--- RECORDED INFORMATION ---
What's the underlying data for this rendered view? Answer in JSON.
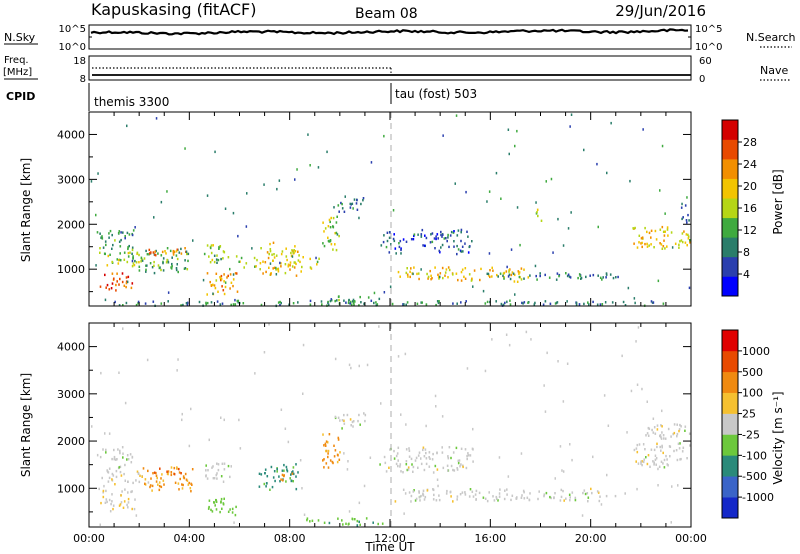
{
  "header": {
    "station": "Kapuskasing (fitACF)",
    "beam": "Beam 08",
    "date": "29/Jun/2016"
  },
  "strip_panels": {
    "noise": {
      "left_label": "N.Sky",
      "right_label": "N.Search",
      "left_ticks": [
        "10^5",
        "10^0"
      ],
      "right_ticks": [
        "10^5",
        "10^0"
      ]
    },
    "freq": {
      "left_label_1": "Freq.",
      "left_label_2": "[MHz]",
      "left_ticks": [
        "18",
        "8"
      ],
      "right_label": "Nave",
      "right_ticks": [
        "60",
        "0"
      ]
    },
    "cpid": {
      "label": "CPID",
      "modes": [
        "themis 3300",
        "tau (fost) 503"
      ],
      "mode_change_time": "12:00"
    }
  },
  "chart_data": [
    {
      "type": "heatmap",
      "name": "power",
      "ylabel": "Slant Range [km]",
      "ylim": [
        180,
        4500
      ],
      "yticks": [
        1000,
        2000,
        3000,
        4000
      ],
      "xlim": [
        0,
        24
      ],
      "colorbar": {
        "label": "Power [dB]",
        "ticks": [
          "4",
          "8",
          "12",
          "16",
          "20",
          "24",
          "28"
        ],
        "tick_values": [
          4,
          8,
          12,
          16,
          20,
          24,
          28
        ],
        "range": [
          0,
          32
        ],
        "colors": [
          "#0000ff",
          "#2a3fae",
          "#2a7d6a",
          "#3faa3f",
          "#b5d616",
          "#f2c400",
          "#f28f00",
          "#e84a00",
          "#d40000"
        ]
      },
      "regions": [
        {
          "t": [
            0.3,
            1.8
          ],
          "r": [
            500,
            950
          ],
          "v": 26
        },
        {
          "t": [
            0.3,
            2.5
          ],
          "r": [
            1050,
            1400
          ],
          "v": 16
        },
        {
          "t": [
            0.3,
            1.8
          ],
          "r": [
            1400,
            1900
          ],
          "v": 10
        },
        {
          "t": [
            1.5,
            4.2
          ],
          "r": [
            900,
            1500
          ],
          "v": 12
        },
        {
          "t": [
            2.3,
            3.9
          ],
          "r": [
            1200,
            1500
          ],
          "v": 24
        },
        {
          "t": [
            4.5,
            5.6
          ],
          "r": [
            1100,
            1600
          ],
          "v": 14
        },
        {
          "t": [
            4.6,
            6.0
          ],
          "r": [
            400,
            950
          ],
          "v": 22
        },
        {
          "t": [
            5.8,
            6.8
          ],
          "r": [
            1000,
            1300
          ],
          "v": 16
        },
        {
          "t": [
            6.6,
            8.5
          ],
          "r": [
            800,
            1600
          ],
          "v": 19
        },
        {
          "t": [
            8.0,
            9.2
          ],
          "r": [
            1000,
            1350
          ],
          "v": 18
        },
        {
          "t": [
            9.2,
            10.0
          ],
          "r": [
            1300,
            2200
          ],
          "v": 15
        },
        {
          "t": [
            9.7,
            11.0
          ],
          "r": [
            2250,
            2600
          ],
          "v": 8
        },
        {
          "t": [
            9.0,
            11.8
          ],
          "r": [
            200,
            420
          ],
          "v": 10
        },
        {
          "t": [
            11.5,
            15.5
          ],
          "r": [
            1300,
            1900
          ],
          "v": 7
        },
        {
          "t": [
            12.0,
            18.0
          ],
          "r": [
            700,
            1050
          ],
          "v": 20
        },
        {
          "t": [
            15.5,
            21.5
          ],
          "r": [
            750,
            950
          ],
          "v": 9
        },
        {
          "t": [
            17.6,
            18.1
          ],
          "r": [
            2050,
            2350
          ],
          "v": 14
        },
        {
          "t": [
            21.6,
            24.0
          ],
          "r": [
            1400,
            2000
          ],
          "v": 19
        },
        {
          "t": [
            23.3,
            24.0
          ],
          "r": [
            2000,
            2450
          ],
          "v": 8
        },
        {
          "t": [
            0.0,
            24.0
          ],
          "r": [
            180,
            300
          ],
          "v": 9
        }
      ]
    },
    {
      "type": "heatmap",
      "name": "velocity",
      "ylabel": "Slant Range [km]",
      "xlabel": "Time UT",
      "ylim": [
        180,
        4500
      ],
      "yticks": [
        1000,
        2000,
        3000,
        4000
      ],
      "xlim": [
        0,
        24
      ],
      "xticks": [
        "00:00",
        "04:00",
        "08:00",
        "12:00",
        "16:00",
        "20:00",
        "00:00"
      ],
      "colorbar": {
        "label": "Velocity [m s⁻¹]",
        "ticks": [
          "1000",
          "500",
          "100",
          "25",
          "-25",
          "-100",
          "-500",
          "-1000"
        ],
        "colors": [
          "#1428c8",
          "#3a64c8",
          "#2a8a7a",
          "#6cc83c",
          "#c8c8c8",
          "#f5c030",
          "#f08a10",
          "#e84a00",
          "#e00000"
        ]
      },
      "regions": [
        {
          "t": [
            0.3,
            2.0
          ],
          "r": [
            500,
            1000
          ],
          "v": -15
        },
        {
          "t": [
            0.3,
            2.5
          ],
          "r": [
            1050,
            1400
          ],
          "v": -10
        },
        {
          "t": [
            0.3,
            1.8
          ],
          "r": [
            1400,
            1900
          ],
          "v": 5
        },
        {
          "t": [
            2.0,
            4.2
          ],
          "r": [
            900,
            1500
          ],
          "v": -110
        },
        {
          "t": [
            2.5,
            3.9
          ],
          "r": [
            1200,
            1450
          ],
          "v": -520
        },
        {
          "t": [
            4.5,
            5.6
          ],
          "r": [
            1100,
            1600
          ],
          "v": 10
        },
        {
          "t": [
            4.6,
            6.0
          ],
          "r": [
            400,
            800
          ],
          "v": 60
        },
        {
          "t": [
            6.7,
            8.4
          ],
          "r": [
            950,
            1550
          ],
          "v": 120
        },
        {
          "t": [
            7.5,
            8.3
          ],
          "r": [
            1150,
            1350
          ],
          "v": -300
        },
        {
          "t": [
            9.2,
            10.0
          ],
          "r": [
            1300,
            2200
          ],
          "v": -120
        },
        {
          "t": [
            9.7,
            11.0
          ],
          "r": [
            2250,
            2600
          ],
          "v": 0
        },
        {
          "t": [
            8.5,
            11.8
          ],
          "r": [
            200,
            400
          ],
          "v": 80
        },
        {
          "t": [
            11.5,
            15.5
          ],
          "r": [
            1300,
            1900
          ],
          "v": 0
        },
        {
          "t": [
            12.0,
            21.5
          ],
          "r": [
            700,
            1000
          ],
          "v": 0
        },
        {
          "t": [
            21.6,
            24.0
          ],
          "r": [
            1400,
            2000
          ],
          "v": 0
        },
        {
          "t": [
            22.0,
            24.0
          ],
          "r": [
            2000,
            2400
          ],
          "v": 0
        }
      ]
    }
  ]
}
---
> YOUR OBJECTIVE
Transcribe each line above verbatim, with the pictures left out.

> TASK SOLUTION
What's the underlying data for this rendered view? Answer in JSON.
{
  "header": {
    "station": "Kapuskasing (fitACF)",
    "beam": "Beam 08",
    "date": "29/Jun/2016"
  },
  "strip_panels": {
    "noise": {
      "left_label": "N.Sky",
      "right_label": "N.Search",
      "left_ticks": [
        "10^5",
        "10^0"
      ],
      "right_ticks": [
        "10^5",
        "10^0"
      ]
    },
    "freq": {
      "left_label_1": "Freq.",
      "left_label_2": "[MHz]",
      "left_ticks": [
        "18",
        "8"
      ],
      "right_label": "Nave",
      "right_ticks": [
        "60",
        "0"
      ]
    },
    "cpid": {
      "label": "CPID",
      "modes": [
        "themis 3300",
        "tau (fost) 503"
      ],
      "mode_change_time": "12:00"
    }
  },
  "chart_data": [
    {
      "type": "heatmap",
      "name": "power",
      "ylabel": "Slant Range [km]",
      "ylim": [
        180,
        4500
      ],
      "yticks": [
        1000,
        2000,
        3000,
        4000
      ],
      "xlim": [
        0,
        24
      ],
      "colorbar": {
        "label": "Power [dB]",
        "ticks": [
          "4",
          "8",
          "12",
          "16",
          "20",
          "24",
          "28"
        ],
        "tick_values": [
          4,
          8,
          12,
          16,
          20,
          24,
          28
        ],
        "range": [
          0,
          32
        ],
        "colors": [
          "#0000ff",
          "#2a3fae",
          "#2a7d6a",
          "#3faa3f",
          "#b5d616",
          "#f2c400",
          "#f28f00",
          "#e84a00",
          "#d40000"
        ]
      },
      "regions": [
        {
          "t": [
            0.3,
            1.8
          ],
          "r": [
            500,
            950
          ],
          "v": 26
        },
        {
          "t": [
            0.3,
            2.5
          ],
          "r": [
            1050,
            1400
          ],
          "v": 16
        },
        {
          "t": [
            0.3,
            1.8
          ],
          "r": [
            1400,
            1900
          ],
          "v": 10
        },
        {
          "t": [
            1.5,
            4.2
          ],
          "r": [
            900,
            1500
          ],
          "v": 12
        },
        {
          "t": [
            2.3,
            3.9
          ],
          "r": [
            1200,
            1500
          ],
          "v": 24
        },
        {
          "t": [
            4.5,
            5.6
          ],
          "r": [
            1100,
            1600
          ],
          "v": 14
        },
        {
          "t": [
            4.6,
            6.0
          ],
          "r": [
            400,
            950
          ],
          "v": 22
        },
        {
          "t": [
            5.8,
            6.8
          ],
          "r": [
            1000,
            1300
          ],
          "v": 16
        },
        {
          "t": [
            6.6,
            8.5
          ],
          "r": [
            800,
            1600
          ],
          "v": 19
        },
        {
          "t": [
            8.0,
            9.2
          ],
          "r": [
            1000,
            1350
          ],
          "v": 18
        },
        {
          "t": [
            9.2,
            10.0
          ],
          "r": [
            1300,
            2200
          ],
          "v": 15
        },
        {
          "t": [
            9.7,
            11.0
          ],
          "r": [
            2250,
            2600
          ],
          "v": 8
        },
        {
          "t": [
            9.0,
            11.8
          ],
          "r": [
            200,
            420
          ],
          "v": 10
        },
        {
          "t": [
            11.5,
            15.5
          ],
          "r": [
            1300,
            1900
          ],
          "v": 7
        },
        {
          "t": [
            12.0,
            18.0
          ],
          "r": [
            700,
            1050
          ],
          "v": 20
        },
        {
          "t": [
            15.5,
            21.5
          ],
          "r": [
            750,
            950
          ],
          "v": 9
        },
        {
          "t": [
            17.6,
            18.1
          ],
          "r": [
            2050,
            2350
          ],
          "v": 14
        },
        {
          "t": [
            21.6,
            24.0
          ],
          "r": [
            1400,
            2000
          ],
          "v": 19
        },
        {
          "t": [
            23.3,
            24.0
          ],
          "r": [
            2000,
            2450
          ],
          "v": 8
        },
        {
          "t": [
            0.0,
            24.0
          ],
          "r": [
            180,
            300
          ],
          "v": 9
        }
      ]
    },
    {
      "type": "heatmap",
      "name": "velocity",
      "ylabel": "Slant Range [km]",
      "xlabel": "Time UT",
      "ylim": [
        180,
        4500
      ],
      "yticks": [
        1000,
        2000,
        3000,
        4000
      ],
      "xlim": [
        0,
        24
      ],
      "xticks": [
        "00:00",
        "04:00",
        "08:00",
        "12:00",
        "16:00",
        "20:00",
        "00:00"
      ],
      "colorbar": {
        "label": "Velocity [m s⁻¹]",
        "ticks": [
          "1000",
          "500",
          "100",
          "25",
          "-25",
          "-100",
          "-500",
          "-1000"
        ],
        "colors": [
          "#1428c8",
          "#3a64c8",
          "#2a8a7a",
          "#6cc83c",
          "#c8c8c8",
          "#f5c030",
          "#f08a10",
          "#e84a00",
          "#e00000"
        ]
      },
      "regions": [
        {
          "t": [
            0.3,
            2.0
          ],
          "r": [
            500,
            1000
          ],
          "v": -15
        },
        {
          "t": [
            0.3,
            2.5
          ],
          "r": [
            1050,
            1400
          ],
          "v": -10
        },
        {
          "t": [
            0.3,
            1.8
          ],
          "r": [
            1400,
            1900
          ],
          "v": 5
        },
        {
          "t": [
            2.0,
            4.2
          ],
          "r": [
            900,
            1500
          ],
          "v": -110
        },
        {
          "t": [
            2.5,
            3.9
          ],
          "r": [
            1200,
            1450
          ],
          "v": -520
        },
        {
          "t": [
            4.5,
            5.6
          ],
          "r": [
            1100,
            1600
          ],
          "v": 10
        },
        {
          "t": [
            4.6,
            6.0
          ],
          "r": [
            400,
            800
          ],
          "v": 60
        },
        {
          "t": [
            6.7,
            8.4
          ],
          "r": [
            950,
            1550
          ],
          "v": 120
        },
        {
          "t": [
            7.5,
            8.3
          ],
          "r": [
            1150,
            1350
          ],
          "v": -300
        },
        {
          "t": [
            9.2,
            10.0
          ],
          "r": [
            1300,
            2200
          ],
          "v": -120
        },
        {
          "t": [
            9.7,
            11.0
          ],
          "r": [
            2250,
            2600
          ],
          "v": 0
        },
        {
          "t": [
            8.5,
            11.8
          ],
          "r": [
            200,
            400
          ],
          "v": 80
        },
        {
          "t": [
            11.5,
            15.5
          ],
          "r": [
            1300,
            1900
          ],
          "v": 0
        },
        {
          "t": [
            12.0,
            21.5
          ],
          "r": [
            700,
            1000
          ],
          "v": 0
        },
        {
          "t": [
            21.6,
            24.0
          ],
          "r": [
            1400,
            2000
          ],
          "v": 0
        },
        {
          "t": [
            22.0,
            24.0
          ],
          "r": [
            2000,
            2400
          ],
          "v": 0
        }
      ]
    }
  ]
}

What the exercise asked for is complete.